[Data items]
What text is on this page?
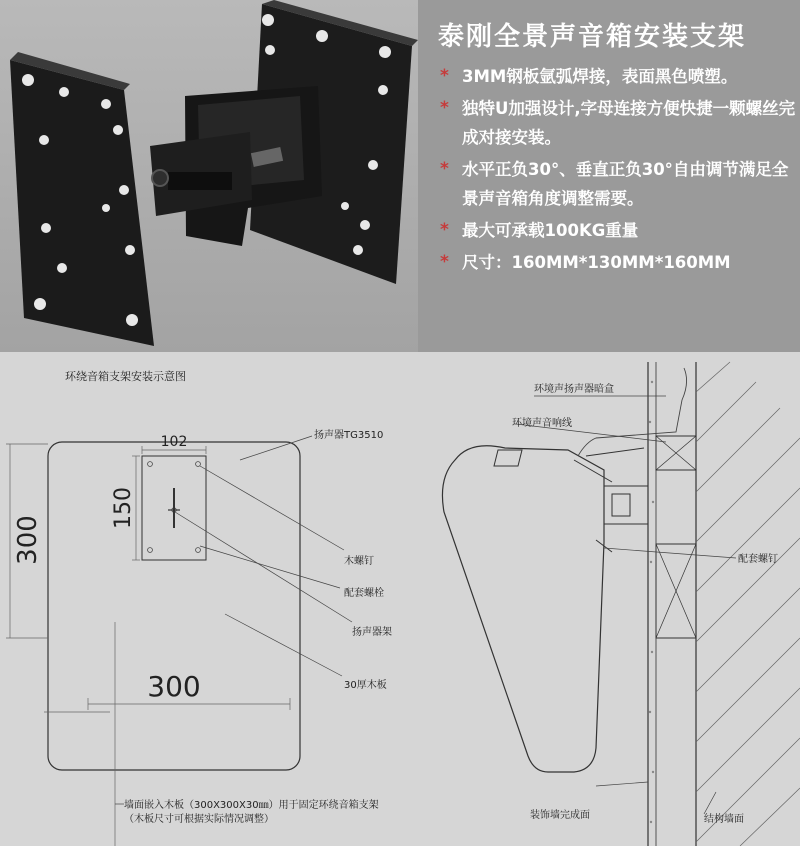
泰刚全景声音箱安装支架
* 3MM钢板氩弧焊接，表面黑色喷塑。
* 独特U加强设计,字母连接方便快捷一颗螺丝完成对接安装。
* 水平正负30°、垂直正负30°自由调节满足全景声音箱角度调整需要。
* 最大可承载100KG重量
* 尺寸：160MM*130MM*160MM
环绕音箱支架安装示意图
102
150
300
300
扬声器TG3510
木螺钉
配套螺栓
扬声器架
30厚木板
环境声扬声器暗盒
环境声音响线
配套螺钉
装饰墙完成面	结构墙面
墙面嵌入木板（300X300X30㎜）用于固定环绕音箱支架
（木板尺寸可根据实际情况调整）
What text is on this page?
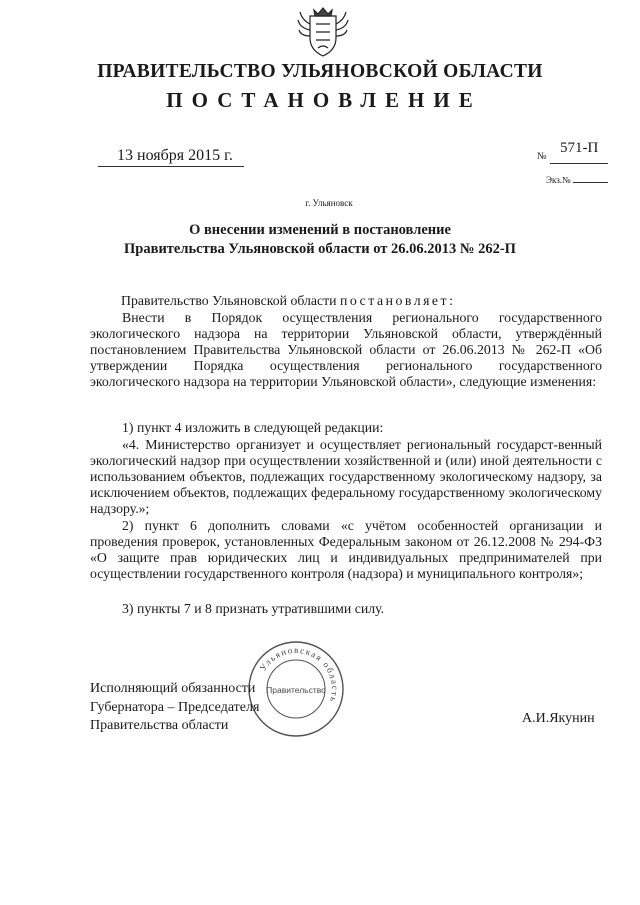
ПРАВИТЕЛЬСТВО УЛЬЯНОВСКОЙ ОБЛАСТИ
ПОСТАНОВЛЕНИЕ
13 ноября 2015 г.	571-П
№
Экз.№
г. Ульяновск
О внесении изменений в постановление
Правительства Ульяновской области от 26.06.2013 № 262-П
Правительство Ульяновской области постановляет:

Внести в Порядок осуществления регионального государственного экологического надзора на территории Ульяновской области, утверждённый постановлением Правительства Ульяновской области от 26.06.2013 № 262-П «Об утверждении Порядка осуществления регионального государственного экологического надзора на территории Ульяновской области», следующие изменения:

1) пункт 4 изложить в следующей редакции:

«4. Министерство организует и осуществляет региональный государст-венный экологический надзор при осуществлении хозяйственной и (или) иной деятельности с использованием объектов, подлежащих государственному экологическому надзору, за исключением объектов, подлежащих федеральному государственному экологическому надзору.»;

2) пункт 6 дополнить словами «с учётом особенностей организации и проведения проверок, установленных Федеральным законом от 26.12.2008 № 294-ФЗ «О защите прав юридических лиц и индивидуальных предпринимателей при осуществлении государственного контроля (надзора) и муниципального контроля»;

3) пункты 7 и 8 признать утратившими силу.

Исполняющий обязанности
Губернатора – Председателя
Правительства области	А.И.Якунин
Ульяновская область
Правительство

**Problem statement:** Go through the listing above and write it out again exactly, dropping the pictures.

**Solution to this exercise:**
What text is on this page?
泰刚全景声音箱安装支架
* 3MM钢板氩弧焊接，表面黑色喷塑。
* 独特U加强设计,字母连接方便快捷一颗螺丝完成对接安装。
* 水平正负30°、垂直正负30°自由调节满足全景声音箱角度调整需要。
* 最大可承载100KG重量
* 尺寸：160MM*130MM*160MM
环绕音箱支架安装示意图
102
150
300
300
扬声器TG3510
木螺钉
配套螺栓
扬声器架
30厚木板
环境声扬声器暗盒
环境声音响线
配套螺钉
装饰墙完成面	结构墙面
墙面嵌入木板（300X300X30㎜）用于固定环绕音箱支架
（木板尺寸可根据实际情况调整）
What text is on this page?
ПРАВИТЕЛЬСТВО УЛЬЯНОВСКОЙ ОБЛАСТИ
ПОСТАНОВЛЕНИЕ
13 ноября 2015 г.	571-П
№
Экз.№
г. Ульяновск
О внесении изменений в постановление
Правительства Ульяновской области от 26.06.2013 № 262-П
Правительство Ульяновской области постановляет:

Внести в Порядок осуществления регионального государственного экологического надзора на территории Ульяновской области, утверждённый постановлением Правительства Ульяновской области от 26.06.2013 № 262-П «Об утверждении Порядка осуществления регионального государственного экологического надзора на территории Ульяновской области», следующие изменения:

1) пункт 4 изложить в следующей редакции:

«4. Министерство организует и осуществляет региональный государст-венный экологический надзор при осуществлении хозяйственной и (или) иной деятельности с использованием объектов, подлежащих государственному экологическому надзору, за исключением объектов, подлежащих федеральному государственному экологическому надзору.»;

2) пункт 6 дополнить словами «с учётом особенностей организации и проведения проверок, установленных Федеральным законом от 26.12.2008 № 294-ФЗ «О защите прав юридических лиц и индивидуальных предпринимателей при осуществлении государственного контроля (надзора) и муниципального контроля»;

3) пункты 7 и 8 признать утратившими силу.

Исполняющий обязанности
Губернатора – Председателя
Правительства области	А.И.Якунин
Ульяновская область
Правительство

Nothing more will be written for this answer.